To be done: Which lines hold the word "notes"? Show each of them.

Records to process:
+--
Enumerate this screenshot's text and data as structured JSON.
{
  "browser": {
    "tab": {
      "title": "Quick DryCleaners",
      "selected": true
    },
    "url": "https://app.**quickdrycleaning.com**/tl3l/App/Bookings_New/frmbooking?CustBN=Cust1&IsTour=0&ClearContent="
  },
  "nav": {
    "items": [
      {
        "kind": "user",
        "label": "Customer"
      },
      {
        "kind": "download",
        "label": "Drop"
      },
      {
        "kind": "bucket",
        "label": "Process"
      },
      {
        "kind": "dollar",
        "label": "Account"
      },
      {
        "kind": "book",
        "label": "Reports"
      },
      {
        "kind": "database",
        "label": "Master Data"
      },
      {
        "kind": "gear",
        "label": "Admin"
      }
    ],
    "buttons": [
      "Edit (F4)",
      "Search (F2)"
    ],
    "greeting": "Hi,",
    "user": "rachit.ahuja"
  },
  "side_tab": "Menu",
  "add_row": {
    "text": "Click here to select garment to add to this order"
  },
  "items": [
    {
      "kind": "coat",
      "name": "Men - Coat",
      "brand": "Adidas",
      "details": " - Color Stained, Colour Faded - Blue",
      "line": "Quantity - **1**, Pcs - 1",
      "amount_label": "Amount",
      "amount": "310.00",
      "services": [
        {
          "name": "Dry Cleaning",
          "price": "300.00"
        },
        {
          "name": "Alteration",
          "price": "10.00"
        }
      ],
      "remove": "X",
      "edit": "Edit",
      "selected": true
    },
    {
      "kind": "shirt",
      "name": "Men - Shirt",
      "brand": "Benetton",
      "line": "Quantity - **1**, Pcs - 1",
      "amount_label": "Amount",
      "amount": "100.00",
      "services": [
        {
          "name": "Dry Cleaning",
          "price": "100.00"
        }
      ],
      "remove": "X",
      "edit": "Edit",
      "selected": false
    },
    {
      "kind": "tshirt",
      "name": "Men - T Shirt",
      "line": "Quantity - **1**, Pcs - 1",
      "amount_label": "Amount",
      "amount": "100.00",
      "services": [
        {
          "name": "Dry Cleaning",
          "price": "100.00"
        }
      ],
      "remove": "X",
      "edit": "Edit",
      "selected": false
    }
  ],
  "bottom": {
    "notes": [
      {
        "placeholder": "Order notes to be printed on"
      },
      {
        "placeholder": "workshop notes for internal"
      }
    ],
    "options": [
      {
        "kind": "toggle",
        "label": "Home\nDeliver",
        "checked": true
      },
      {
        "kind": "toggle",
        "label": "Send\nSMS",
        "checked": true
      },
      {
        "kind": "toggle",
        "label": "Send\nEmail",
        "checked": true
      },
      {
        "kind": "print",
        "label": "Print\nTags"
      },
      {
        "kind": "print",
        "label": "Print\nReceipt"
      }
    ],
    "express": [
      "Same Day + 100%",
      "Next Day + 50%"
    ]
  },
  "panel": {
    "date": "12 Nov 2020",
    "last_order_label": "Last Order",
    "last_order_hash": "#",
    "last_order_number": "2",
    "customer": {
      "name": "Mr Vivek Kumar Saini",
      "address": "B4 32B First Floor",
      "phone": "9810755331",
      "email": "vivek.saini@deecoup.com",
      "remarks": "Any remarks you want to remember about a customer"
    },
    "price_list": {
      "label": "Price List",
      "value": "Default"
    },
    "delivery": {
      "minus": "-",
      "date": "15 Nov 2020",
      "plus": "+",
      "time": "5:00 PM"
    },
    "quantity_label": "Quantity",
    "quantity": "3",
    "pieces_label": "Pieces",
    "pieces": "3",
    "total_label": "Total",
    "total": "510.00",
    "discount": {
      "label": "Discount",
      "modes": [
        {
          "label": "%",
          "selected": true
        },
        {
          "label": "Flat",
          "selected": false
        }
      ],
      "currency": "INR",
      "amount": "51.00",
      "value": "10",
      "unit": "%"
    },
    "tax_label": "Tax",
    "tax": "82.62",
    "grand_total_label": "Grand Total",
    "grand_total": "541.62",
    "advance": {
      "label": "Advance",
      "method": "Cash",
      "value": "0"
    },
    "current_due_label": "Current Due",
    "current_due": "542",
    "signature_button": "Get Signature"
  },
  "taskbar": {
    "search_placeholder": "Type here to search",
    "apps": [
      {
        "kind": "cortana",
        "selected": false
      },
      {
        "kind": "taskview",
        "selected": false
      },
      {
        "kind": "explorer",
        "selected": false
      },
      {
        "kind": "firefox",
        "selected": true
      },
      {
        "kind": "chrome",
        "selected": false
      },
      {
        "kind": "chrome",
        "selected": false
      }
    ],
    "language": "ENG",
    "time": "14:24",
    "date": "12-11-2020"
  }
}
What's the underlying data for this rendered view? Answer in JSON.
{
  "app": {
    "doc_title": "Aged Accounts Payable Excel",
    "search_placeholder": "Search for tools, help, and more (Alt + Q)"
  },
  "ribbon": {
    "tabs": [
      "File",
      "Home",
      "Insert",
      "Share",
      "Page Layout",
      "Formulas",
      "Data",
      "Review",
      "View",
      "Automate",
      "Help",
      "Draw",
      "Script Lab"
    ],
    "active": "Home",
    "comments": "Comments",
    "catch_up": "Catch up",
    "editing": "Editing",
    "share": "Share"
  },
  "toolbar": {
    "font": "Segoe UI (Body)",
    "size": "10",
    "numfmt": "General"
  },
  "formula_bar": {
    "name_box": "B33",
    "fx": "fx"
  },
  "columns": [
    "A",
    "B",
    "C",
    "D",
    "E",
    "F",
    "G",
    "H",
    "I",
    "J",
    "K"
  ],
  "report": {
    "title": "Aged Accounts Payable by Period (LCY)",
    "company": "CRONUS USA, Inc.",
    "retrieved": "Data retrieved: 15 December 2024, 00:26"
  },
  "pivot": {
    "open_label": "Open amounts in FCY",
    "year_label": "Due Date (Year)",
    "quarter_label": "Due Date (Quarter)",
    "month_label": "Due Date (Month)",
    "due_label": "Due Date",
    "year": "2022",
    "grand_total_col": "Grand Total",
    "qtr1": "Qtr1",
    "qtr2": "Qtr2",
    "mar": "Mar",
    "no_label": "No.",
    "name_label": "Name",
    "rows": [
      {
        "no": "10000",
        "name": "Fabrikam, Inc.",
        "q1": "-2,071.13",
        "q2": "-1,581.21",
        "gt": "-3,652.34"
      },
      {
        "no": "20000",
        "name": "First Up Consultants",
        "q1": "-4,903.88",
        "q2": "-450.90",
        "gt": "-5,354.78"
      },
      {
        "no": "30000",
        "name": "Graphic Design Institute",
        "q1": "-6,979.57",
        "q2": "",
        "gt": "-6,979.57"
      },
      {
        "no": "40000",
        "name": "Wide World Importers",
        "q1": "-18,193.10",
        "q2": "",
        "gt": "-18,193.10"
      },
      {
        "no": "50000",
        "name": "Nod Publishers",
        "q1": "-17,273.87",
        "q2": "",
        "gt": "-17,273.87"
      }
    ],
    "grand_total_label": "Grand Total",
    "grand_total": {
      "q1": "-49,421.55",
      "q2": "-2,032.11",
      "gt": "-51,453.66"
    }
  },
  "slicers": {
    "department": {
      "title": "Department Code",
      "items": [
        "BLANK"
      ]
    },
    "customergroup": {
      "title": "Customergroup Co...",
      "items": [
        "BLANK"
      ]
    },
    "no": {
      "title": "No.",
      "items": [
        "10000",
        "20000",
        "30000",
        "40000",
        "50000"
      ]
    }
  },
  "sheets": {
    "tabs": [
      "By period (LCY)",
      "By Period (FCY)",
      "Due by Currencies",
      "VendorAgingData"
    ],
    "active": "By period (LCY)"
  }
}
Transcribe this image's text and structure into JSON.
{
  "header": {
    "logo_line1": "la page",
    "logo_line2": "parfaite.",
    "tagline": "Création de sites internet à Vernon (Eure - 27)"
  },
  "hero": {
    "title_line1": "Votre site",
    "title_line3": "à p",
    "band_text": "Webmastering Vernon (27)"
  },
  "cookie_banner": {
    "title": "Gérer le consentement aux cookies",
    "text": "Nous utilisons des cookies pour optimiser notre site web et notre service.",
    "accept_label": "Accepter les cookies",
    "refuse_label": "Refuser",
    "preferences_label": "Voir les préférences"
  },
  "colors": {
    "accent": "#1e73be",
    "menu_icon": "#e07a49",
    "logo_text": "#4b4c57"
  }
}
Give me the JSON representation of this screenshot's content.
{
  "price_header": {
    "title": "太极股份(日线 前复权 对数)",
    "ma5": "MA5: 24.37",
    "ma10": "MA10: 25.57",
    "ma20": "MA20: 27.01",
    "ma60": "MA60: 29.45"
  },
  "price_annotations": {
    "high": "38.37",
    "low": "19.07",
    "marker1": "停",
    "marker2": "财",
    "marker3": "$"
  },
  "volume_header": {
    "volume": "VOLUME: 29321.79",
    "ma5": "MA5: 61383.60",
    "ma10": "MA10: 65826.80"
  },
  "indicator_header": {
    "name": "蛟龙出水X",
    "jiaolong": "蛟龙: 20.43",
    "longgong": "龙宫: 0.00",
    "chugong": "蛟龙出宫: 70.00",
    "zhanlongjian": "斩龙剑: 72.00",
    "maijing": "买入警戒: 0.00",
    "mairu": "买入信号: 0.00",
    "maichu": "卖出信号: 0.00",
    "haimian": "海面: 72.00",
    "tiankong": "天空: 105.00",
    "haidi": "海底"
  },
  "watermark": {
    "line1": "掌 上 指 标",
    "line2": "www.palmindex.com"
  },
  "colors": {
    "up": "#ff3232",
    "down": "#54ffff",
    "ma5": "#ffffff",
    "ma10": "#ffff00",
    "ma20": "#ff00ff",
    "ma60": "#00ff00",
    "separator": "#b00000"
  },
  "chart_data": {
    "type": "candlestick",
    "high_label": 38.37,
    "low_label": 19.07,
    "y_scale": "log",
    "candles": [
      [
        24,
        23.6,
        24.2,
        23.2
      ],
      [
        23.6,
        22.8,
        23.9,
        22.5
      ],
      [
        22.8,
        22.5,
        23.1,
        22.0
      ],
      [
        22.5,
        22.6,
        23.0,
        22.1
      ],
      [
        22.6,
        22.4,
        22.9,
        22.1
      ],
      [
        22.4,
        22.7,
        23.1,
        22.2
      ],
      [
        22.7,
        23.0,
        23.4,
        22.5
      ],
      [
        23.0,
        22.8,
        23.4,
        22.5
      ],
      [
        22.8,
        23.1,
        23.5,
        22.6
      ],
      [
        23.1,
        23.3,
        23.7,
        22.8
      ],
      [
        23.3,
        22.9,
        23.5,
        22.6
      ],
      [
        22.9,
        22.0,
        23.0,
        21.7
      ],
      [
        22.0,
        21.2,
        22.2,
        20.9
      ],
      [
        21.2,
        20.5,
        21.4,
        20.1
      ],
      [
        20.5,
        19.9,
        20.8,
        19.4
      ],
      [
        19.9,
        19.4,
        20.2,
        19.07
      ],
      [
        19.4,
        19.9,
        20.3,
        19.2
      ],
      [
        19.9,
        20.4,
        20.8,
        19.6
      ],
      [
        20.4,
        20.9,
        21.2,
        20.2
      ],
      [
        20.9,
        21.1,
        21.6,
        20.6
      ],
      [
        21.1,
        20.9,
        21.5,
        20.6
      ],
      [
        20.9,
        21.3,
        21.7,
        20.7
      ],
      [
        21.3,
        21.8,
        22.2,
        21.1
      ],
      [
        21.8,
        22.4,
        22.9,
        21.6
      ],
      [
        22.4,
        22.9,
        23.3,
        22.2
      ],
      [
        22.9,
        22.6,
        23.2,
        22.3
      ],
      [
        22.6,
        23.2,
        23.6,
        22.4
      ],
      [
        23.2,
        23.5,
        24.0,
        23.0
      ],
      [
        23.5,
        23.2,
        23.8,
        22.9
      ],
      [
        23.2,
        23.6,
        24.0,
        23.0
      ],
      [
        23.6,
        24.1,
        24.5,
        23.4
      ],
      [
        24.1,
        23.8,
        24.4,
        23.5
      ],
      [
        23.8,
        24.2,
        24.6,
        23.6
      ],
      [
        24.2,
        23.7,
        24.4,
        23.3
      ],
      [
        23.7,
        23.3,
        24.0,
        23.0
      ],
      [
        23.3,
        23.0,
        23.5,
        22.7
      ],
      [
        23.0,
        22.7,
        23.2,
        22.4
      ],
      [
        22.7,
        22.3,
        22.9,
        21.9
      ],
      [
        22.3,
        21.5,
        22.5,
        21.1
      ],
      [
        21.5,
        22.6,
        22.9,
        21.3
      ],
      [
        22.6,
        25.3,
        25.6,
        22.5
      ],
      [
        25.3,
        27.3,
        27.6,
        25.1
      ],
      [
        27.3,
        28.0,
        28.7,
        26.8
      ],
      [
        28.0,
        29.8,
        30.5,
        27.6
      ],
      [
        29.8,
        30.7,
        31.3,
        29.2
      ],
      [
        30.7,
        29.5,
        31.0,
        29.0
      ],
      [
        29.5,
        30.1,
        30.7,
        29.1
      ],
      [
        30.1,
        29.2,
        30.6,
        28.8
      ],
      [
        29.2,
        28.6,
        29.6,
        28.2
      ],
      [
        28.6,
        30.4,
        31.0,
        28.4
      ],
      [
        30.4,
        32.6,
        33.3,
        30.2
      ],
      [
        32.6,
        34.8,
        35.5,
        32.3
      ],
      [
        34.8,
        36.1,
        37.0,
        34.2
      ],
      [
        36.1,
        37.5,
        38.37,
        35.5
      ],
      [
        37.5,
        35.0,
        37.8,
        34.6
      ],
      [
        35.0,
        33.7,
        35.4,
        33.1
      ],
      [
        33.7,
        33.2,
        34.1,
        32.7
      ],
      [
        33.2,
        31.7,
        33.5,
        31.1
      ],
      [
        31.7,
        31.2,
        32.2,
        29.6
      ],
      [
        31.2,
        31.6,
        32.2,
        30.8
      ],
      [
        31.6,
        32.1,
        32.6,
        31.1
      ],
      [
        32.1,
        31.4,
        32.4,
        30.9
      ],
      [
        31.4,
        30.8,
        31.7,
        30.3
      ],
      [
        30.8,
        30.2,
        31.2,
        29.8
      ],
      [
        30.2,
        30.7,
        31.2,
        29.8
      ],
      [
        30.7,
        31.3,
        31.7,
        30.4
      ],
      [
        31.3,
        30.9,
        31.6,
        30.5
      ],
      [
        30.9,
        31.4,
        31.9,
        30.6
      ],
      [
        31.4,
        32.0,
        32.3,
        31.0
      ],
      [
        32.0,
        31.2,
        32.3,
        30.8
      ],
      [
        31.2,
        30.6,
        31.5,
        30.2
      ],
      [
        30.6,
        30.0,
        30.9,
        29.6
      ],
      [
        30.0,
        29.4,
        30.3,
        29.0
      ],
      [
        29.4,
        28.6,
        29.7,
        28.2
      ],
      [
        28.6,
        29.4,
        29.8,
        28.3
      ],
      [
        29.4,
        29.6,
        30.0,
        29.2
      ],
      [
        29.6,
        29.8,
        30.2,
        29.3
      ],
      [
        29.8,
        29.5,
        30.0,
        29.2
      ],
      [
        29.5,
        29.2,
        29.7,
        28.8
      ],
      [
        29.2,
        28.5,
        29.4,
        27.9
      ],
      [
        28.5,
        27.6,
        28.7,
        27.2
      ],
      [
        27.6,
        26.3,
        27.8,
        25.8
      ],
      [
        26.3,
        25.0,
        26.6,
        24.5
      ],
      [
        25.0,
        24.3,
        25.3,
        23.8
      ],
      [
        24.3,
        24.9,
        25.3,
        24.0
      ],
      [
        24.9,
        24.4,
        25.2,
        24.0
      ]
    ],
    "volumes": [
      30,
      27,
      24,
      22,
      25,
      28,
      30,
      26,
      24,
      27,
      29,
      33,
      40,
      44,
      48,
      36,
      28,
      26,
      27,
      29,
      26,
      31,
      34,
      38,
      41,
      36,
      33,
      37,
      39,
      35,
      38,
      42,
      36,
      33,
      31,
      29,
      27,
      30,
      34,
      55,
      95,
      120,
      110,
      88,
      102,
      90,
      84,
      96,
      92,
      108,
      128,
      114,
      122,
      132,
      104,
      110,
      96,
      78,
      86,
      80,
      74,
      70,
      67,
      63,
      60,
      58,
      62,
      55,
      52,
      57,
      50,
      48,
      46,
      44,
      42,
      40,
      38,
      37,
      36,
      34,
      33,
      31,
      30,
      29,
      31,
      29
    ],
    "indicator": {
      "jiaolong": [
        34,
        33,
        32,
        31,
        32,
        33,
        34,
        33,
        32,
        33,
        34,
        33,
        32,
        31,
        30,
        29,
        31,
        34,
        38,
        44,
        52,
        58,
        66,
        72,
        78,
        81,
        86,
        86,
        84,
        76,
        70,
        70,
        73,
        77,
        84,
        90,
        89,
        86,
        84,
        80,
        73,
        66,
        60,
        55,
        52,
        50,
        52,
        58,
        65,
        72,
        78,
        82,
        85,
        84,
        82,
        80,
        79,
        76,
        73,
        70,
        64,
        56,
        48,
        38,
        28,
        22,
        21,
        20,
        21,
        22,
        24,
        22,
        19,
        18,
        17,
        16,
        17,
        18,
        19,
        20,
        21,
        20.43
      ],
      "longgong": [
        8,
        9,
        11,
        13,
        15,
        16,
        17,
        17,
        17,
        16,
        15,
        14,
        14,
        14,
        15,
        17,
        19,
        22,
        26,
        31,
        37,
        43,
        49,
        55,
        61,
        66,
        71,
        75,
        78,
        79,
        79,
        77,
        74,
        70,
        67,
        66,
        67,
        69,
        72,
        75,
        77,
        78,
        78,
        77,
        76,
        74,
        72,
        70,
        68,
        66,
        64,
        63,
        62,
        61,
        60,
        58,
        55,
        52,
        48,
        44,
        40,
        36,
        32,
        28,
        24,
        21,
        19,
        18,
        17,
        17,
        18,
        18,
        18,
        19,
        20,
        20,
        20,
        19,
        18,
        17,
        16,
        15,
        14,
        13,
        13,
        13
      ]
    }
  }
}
+--
In response:
    "notes": [
        "placeholder": "Order notes to be printed on"
        "placeholder": "workshop notes for internal"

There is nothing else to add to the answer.